■ **TASK GOAL**: Scan the entries for the string "JSON" and give the number of lines that have it, nothing further.

#####

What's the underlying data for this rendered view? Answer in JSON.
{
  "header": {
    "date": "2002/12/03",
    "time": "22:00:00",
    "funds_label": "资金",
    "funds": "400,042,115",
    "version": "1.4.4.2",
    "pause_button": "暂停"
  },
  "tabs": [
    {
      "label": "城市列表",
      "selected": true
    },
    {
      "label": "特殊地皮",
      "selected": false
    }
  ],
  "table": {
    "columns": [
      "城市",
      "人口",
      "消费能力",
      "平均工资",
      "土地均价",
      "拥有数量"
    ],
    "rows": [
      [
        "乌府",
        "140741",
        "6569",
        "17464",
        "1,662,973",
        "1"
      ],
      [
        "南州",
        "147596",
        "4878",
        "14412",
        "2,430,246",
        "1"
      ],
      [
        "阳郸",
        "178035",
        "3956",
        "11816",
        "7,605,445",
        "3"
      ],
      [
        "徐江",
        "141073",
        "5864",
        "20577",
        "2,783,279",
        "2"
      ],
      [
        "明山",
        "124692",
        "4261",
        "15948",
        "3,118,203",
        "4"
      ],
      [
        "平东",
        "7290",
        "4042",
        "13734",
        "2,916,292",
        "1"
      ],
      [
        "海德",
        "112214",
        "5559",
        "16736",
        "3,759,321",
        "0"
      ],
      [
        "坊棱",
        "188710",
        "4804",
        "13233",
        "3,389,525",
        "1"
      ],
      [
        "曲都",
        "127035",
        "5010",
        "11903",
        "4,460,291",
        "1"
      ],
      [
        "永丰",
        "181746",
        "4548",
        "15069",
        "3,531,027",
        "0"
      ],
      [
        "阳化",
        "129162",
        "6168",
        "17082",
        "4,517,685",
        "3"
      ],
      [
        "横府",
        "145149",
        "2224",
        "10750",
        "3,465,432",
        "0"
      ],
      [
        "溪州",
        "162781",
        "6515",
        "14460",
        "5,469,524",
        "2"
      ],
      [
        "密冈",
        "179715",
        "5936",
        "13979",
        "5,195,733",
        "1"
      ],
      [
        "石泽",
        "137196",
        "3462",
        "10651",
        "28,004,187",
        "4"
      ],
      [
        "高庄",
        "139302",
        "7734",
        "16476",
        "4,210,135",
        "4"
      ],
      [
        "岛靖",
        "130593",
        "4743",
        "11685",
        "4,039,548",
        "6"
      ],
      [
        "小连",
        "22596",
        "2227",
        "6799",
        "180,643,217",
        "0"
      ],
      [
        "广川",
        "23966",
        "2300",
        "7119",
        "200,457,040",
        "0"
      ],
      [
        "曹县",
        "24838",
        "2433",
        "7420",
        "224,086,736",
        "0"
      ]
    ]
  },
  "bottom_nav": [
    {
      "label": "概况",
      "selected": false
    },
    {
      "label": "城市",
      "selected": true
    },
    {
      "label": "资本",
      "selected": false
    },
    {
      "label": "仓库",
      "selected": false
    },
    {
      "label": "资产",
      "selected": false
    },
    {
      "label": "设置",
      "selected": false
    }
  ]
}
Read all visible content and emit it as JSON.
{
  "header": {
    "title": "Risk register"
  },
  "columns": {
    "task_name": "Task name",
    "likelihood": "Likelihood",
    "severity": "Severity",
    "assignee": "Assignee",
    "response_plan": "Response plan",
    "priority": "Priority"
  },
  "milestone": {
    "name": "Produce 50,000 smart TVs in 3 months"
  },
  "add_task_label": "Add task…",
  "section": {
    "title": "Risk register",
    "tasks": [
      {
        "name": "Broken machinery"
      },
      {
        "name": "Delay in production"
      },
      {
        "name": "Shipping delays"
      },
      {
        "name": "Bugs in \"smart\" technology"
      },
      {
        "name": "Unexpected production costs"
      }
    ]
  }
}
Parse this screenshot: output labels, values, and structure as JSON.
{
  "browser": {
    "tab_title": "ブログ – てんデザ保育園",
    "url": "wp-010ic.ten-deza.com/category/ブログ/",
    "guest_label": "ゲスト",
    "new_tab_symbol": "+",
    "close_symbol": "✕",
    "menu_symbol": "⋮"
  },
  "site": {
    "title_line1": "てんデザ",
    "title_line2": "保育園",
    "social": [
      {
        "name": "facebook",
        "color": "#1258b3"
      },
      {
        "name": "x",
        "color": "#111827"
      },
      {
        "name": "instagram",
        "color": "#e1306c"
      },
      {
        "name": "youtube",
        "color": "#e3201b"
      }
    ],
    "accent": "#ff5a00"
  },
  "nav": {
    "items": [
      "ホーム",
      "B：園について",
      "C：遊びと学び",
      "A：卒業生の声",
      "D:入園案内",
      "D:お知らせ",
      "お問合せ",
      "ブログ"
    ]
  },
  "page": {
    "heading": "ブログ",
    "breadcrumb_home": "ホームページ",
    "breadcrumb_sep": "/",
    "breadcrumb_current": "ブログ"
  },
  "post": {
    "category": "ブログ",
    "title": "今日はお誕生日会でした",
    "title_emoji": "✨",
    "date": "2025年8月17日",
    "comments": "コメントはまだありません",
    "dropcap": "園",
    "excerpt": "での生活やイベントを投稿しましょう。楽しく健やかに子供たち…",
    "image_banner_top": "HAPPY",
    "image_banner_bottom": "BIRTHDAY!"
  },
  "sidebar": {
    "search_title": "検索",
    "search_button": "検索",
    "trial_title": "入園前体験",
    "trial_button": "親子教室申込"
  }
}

#####

■ **FULL RESPONSE**: 3